* Start *

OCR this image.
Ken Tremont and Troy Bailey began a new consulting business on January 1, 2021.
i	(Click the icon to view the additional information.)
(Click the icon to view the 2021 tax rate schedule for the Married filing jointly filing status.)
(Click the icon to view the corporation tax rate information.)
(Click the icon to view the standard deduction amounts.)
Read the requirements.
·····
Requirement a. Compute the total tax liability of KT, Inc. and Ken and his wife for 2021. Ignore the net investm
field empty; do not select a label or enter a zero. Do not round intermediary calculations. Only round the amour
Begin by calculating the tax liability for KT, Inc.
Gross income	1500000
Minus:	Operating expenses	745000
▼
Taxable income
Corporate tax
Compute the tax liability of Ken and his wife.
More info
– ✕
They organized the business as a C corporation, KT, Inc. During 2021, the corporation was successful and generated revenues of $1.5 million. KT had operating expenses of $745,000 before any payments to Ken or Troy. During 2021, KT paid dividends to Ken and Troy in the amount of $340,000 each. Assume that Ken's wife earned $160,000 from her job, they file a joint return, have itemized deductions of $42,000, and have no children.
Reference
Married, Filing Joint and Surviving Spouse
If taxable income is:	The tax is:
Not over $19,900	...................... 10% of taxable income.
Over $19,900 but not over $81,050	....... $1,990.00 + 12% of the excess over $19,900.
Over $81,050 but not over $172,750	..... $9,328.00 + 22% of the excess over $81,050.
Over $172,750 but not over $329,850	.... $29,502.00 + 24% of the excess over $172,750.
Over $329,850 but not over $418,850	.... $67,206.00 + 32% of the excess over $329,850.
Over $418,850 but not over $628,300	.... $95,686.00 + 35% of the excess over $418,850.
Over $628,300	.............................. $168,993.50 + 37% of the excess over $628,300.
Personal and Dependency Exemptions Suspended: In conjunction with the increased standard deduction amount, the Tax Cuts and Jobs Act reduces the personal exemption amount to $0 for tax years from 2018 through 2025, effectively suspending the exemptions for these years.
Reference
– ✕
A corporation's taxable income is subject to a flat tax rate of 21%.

* End *

The problem:
From the records above, extract every entry verbatim.

Full solution:
OCR this image.
Ken Tremont and Troy Bailey began a new consulting business on January 1, 2021.
i	(Click the icon to view the additional information.)
(Click the icon to view the 2021 tax rate schedule for the Married filing jointly filing status.)
(Click the icon to view the corporation tax rate information.)
(Click the icon to view the standard deduction amounts.)
Read the requirements.
·····
Requirement a. Compute the total tax liability of KT, Inc. and Ken and his wife for 2021. Ignore the net investm
field empty; do not select a label or enter a zero. Do not round intermediary calculations. Only round the amour
Begin by calculating the tax liability for KT, Inc.
Gross income	1500000
Minus:	Operating expenses	745000
▼
Taxable income
Corporate tax
Compute the tax liability of Ken and his wife.
More info
– ✕
They organized the business as a C corporation, KT, Inc. During 2021, the corporation was successful and generated revenues of $1.5 million. KT had operating expenses of $745,000 before any payments to Ken or Troy. During 2021, KT paid dividends to Ken and Troy in the amount of $340,000 each. Assume that Ken's wife earned $160,000 from her job, they file a joint return, have itemized deductions of $42,000, and have no children.
Reference
Married, Filing Joint and Surviving Spouse
If taxable income is:	The tax is:
Not over $19,900	...................... 10% of taxable income.
Over $19,900 but not over $81,050	....... $1,990.00 + 12% of the excess over $19,900.
Over $81,050 but not over $172,750	..... $9,328.00 + 22% of the excess over $81,050.
Over $172,750 but not over $329,850	.... $29,502.00 + 24% of the excess over $172,750.
Over $329,850 but not over $418,850	.... $67,206.00 + 32% of the excess over $329,850.
Over $418,850 but not over $628,300	.... $95,686.00 + 35% of the excess over $418,850.
Over $628,300	.............................. $168,993.50 + 37% of the excess over $628,300.
Personal and Dependency Exemptions Suspended: In conjunction with the increased standard deduction amount, the Tax Cuts and Jobs Act reduces the personal exemption amount to $0 for tax years from 2018 through 2025, effectively suspending the exemptions for these years.
Reference
– ✕
A corporation's taxable income is subject to a flat tax rate of 21%.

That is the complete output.